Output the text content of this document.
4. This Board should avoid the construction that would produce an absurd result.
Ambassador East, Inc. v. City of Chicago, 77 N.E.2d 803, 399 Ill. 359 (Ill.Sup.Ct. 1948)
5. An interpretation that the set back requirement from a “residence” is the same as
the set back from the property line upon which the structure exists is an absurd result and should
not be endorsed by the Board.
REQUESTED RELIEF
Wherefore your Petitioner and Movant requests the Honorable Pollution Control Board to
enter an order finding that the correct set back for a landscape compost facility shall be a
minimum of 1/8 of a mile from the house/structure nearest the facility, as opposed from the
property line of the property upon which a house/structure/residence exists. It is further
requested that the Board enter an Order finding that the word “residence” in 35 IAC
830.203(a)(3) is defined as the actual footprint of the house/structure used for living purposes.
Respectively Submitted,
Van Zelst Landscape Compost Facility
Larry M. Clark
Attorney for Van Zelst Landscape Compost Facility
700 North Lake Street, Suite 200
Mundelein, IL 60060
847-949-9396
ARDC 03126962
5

□ □ □ □

» **Your task**: Take each line containing the string "that" and copy it out.

» **Solution to this exercise**:
4. This Board should avoid the construction that would produce an absurd result.
5. An interpretation that the set back requirement from a “residence” is the same as
enter an order finding that the correct set back for a landscape compost facility shall be a
requested that the Board enter an Order finding that the word “residence” in 35 IAC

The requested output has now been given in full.